= Task requirements =
1 > Decide whether each statement, (a) through (c), agrees with the blog post on space-saving comments. Answer yes or no for each and quote the words of the blog post that decide it. (a) Visual C++ warning C4280 can be enabled by passing /we4280 on the compiler command line. (b) GCC still offers the -fdump-class-hierarchy option. (c) In the readelf output for libxul, section 22 is .bss.
2 > Extract the passage of the blog post on space-saving comments between "- A commenter" and "something like pahole.", inclusive.
3 > According to the blog post on space-saving comments, which Visual C++ switch prints the class layout of all the classes in the compilation unit?
++++ Quoted text ++++
Yesterday’s post on space saving techniques generated a few comments. It seemed worthwhile to highlight a few of the comments for a wider audience.
- Various people have pointed out that clang and GCC support a -Wpadded option to warn when padding is necessary inside of a structure. Visual C++ supports warning C4280 that does the same thing. You can enable this warning in Visual C++ by passing /we4280 on the compiler command line. I’m fairly certain this warning would generate a lot of output, but it might be worthwhile to comb through the output and see if anything interesting turns up.
- David Major pointed out the /d1reportAllClassLayout switch for Visual C++, which prints the class layout of all the classes in the compilation unit. If you’re only interested in a single class, you can use /d1reportSingleClass$NAME to narrow the report down to the class with $NAME. GCC used to have something similar in -fdump-class-hierarchy, but that option has been removed.
- Benoit Girard asked if he could see a list of the 50 largest things on a Linux build. Forthwith, I present the 50 largest objects and the 50 largest functions in libxul for an x86-64 Linux optimized build. One thing to note about the objects is that they’re not all in the same section; the seventh field in readelf output tells you the section index. So for the linked list of objects above, section 15 is .rodata (read-only, shareable data), section 22 is .data (read-write non-shareable data), section 27 is .data.rel.ro (data that needs to have relocations applied at load time, but can be read-only thereafter, e.g. virtual function tables), and section 29 is .bss (zero-initialized memory). Unsurprisingly, string encoding/decoding tables are the bulk of the large objects, with various bits from WebRTC, JavaScript, and the Gecko profiler also making an appearance. Media codec-related functions appear to take up a large amount of space, along with some JavaScript functions, and a few things related to the HTML parser.
- A commenter by the name of “AnimalFriend” correctly pointed out that what you really want to know is which structures both have a lot of instances hanging around and have holes that you could fill. I don’t know of a good way to answer the first part without adding a lot of instrumentation (though perhaps you could catch a lot of cases by augmenting the MOZ_COUNT_CTOR macro to tell you which structures get allocated a lot). The second part can be answered by something like pahole.
- Alternatively, you could use something like access_profiler to tell you what fields in your objects get accessed and how often, then carefully packing those fields into the same cache line. The techniques access_profiler uses are also applicable to counting allocations of individual objects. Maybe we should start using something more access_profiler-like instead of MOZ_COUNT_CTOR and friends! Definitely more C++-ish, more flexible, and it eliminates the need to write the corresponding MOZ_COUNT_DTOR.
++++ Given data ++++
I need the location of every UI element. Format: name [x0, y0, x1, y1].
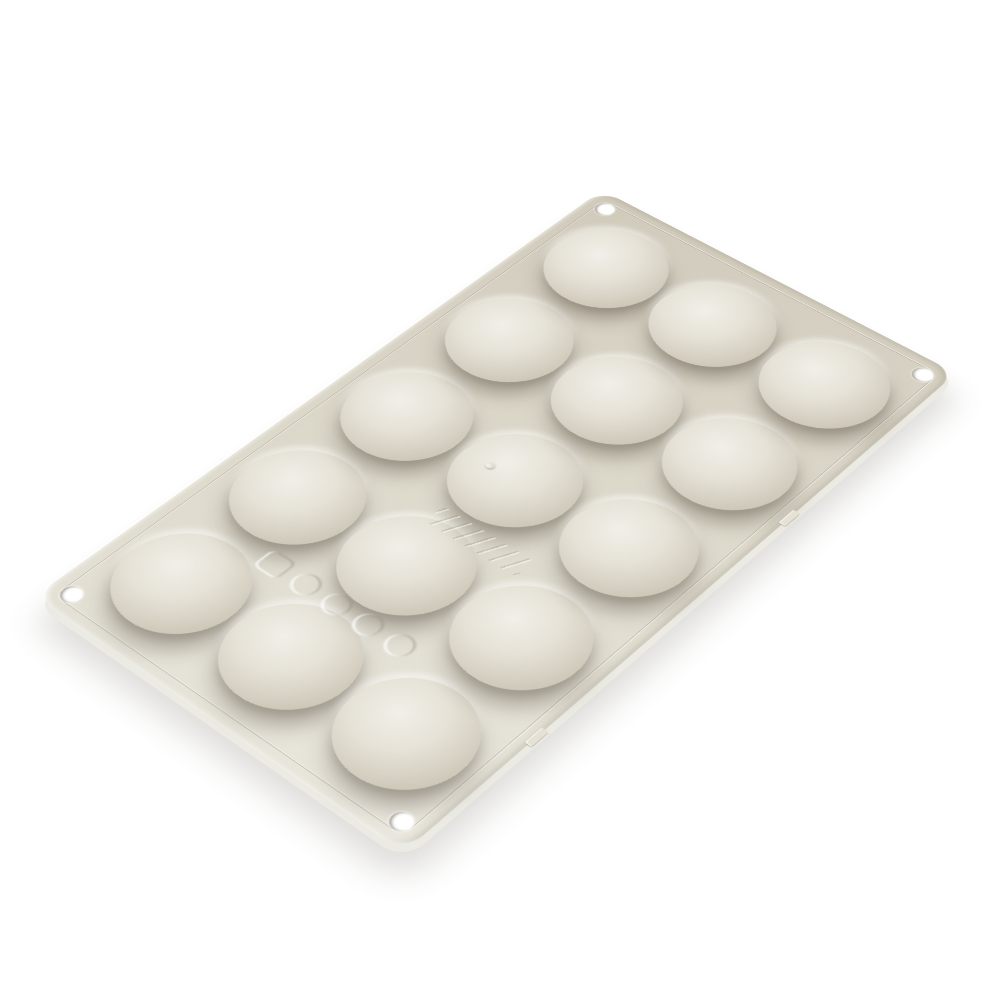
++++
= Responses to the tasks =
1 >
(a) Yes: "You can enable this warning in Visual C++ by passing /we4280 on the compiler command line."
(b) No: "GCC used to have something similar in -fdump-class-hierarchy, but that option has been removed."
(c) No: "section 22 is .data (read-write non-shareable data)"

2 >
- A commenter by the name of “AnimalFriend” correctly pointed out that what you really want to know is which structures both have a lot of instances hanging around and have holes that you could fill. I don’t know of a good way to answer the first part without adding a lot of instrumentation (though perhaps you could catch a lot of cases by augmenting the MOZ_COUNT_CTOR macro to tell you which structures get allocated a lot). The second part can be answered by something like pahole.

3 > /d1reportAllClassLayout